= WHAT YOU NEED TO DO =
Reading the listing below, count the lines that contain the word "Мероприятия" and give that count alone.

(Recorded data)
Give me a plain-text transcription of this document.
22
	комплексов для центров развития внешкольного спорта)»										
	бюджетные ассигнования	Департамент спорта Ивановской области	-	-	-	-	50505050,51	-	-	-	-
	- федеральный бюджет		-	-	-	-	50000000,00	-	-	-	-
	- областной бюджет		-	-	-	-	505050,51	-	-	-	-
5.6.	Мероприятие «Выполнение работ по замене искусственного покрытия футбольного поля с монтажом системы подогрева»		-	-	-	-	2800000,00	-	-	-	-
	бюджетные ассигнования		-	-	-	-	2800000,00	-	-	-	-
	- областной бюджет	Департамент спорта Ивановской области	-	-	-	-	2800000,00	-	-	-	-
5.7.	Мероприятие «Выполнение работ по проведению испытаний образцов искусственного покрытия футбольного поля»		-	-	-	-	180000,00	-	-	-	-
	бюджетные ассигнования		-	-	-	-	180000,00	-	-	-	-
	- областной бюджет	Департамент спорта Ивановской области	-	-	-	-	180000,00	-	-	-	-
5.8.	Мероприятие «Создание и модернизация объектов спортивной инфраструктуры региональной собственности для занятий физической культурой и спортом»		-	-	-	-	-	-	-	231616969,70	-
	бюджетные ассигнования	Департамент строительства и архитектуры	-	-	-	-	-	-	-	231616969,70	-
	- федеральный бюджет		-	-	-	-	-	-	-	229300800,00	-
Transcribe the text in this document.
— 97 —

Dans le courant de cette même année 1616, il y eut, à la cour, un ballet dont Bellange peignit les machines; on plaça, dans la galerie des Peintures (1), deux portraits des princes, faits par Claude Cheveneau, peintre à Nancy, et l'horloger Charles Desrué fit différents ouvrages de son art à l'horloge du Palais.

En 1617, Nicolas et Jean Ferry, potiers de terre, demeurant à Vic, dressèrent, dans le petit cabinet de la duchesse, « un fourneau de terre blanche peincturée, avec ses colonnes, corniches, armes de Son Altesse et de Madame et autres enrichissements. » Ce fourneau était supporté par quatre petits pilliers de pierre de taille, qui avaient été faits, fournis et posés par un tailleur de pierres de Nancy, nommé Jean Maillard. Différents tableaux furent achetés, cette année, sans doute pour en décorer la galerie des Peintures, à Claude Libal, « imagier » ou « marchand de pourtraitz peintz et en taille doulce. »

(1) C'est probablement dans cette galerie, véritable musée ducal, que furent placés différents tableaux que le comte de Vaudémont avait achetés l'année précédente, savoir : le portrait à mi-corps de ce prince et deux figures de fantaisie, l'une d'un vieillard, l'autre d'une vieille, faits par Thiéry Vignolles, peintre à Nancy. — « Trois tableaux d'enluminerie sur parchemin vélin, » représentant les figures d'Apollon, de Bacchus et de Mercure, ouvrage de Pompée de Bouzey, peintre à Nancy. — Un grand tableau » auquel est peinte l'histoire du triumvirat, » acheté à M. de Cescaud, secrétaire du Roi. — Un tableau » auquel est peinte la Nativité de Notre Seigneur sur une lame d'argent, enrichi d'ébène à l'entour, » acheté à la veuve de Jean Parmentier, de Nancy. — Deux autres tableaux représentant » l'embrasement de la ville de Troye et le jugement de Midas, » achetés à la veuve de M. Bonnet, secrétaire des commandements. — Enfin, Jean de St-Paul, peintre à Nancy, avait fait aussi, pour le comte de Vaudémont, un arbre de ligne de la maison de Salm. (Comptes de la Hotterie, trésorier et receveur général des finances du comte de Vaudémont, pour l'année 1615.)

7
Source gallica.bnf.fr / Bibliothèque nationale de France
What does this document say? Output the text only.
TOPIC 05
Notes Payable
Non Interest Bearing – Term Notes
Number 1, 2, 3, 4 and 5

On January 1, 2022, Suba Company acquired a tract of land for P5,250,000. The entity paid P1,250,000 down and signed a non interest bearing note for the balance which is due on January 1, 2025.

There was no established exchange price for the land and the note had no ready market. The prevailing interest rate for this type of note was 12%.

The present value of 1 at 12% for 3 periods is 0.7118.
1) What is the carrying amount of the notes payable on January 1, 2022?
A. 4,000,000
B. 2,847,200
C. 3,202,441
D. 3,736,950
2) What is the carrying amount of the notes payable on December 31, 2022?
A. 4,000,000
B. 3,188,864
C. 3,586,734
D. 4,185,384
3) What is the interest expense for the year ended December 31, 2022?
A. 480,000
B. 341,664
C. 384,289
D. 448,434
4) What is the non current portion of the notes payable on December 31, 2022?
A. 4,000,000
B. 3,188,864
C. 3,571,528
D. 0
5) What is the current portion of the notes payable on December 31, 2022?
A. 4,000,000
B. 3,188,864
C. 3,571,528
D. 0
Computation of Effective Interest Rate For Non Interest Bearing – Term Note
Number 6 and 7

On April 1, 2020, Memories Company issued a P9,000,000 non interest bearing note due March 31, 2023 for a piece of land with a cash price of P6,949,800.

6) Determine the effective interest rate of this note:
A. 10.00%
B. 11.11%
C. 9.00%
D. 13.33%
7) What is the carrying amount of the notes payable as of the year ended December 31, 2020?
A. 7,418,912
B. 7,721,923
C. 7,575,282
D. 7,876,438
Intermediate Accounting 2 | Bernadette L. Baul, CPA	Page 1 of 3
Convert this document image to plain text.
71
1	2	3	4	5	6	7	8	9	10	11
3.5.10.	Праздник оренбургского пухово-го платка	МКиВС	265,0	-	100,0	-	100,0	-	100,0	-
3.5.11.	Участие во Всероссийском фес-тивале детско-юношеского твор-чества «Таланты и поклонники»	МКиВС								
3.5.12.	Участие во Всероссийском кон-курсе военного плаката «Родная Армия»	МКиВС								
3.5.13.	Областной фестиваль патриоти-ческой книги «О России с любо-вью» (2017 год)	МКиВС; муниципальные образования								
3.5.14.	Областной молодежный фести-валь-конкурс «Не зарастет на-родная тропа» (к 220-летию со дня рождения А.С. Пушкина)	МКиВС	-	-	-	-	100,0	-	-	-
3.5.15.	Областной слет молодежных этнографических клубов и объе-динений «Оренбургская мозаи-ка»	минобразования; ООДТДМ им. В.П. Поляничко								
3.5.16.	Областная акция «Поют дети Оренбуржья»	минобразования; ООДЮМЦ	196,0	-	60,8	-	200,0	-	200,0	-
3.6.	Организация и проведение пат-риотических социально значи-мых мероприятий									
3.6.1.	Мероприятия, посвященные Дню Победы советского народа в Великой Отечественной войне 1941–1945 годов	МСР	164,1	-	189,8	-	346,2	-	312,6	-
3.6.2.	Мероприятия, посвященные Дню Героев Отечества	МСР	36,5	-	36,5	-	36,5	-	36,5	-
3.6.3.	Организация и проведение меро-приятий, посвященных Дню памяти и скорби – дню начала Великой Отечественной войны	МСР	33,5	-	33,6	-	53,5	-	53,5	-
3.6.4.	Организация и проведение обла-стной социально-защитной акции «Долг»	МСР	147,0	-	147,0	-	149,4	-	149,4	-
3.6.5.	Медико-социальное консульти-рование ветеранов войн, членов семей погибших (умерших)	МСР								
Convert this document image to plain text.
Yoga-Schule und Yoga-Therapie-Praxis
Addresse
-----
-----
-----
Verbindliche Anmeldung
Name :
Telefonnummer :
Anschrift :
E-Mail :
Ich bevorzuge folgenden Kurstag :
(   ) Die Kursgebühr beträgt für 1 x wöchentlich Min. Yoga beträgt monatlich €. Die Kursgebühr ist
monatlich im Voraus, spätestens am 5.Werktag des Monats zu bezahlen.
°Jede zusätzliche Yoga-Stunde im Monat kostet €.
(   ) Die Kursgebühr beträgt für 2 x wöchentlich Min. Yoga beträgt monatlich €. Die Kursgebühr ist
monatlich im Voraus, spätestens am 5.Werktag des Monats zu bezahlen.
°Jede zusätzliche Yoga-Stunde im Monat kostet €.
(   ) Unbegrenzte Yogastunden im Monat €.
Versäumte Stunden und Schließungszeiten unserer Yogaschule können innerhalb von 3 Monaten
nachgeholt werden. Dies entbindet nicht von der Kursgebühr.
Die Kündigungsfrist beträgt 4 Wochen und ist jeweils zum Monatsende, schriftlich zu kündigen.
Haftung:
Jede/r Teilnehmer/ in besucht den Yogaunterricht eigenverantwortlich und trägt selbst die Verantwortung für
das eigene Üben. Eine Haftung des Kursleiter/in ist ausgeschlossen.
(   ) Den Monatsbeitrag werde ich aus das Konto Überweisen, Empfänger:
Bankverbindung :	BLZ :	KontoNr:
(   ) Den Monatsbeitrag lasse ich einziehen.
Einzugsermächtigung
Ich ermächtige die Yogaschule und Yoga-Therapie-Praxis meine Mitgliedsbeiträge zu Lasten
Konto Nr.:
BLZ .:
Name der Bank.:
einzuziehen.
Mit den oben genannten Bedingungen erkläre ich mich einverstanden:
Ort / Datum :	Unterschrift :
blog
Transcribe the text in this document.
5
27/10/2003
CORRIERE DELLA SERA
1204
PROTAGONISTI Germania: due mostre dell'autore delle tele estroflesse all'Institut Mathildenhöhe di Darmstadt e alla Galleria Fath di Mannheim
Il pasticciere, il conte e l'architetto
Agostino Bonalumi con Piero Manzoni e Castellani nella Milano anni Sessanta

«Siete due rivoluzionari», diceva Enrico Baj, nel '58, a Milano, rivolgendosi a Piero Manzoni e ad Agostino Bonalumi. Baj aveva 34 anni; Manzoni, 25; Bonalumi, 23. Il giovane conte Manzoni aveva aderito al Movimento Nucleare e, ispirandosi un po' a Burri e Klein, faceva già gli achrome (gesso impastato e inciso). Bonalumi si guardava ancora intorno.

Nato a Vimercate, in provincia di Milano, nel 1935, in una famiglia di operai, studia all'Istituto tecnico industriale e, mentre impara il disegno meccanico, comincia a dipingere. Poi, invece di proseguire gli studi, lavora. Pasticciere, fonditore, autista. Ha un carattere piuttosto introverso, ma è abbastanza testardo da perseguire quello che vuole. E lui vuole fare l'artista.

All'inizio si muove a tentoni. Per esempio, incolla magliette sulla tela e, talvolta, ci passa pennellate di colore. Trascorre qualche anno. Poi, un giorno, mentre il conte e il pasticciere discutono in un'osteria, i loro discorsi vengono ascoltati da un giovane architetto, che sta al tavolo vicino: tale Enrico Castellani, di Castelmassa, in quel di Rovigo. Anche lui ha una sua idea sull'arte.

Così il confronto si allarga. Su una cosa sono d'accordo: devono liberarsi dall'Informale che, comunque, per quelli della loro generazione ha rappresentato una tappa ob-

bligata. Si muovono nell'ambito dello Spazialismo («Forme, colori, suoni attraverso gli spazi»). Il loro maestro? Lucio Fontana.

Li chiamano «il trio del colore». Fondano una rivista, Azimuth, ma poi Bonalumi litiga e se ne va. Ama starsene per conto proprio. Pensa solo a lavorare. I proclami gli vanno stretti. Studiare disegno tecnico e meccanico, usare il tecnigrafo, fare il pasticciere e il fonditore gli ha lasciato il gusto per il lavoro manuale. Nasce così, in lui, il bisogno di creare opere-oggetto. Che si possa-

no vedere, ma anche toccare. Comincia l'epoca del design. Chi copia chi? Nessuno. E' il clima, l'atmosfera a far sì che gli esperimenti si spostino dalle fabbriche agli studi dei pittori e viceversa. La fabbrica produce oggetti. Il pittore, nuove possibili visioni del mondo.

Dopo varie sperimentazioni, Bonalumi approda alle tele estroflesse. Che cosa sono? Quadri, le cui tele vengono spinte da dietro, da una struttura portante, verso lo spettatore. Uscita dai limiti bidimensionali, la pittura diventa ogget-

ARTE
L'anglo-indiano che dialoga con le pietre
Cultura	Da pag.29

= COMPLETED TASK =
2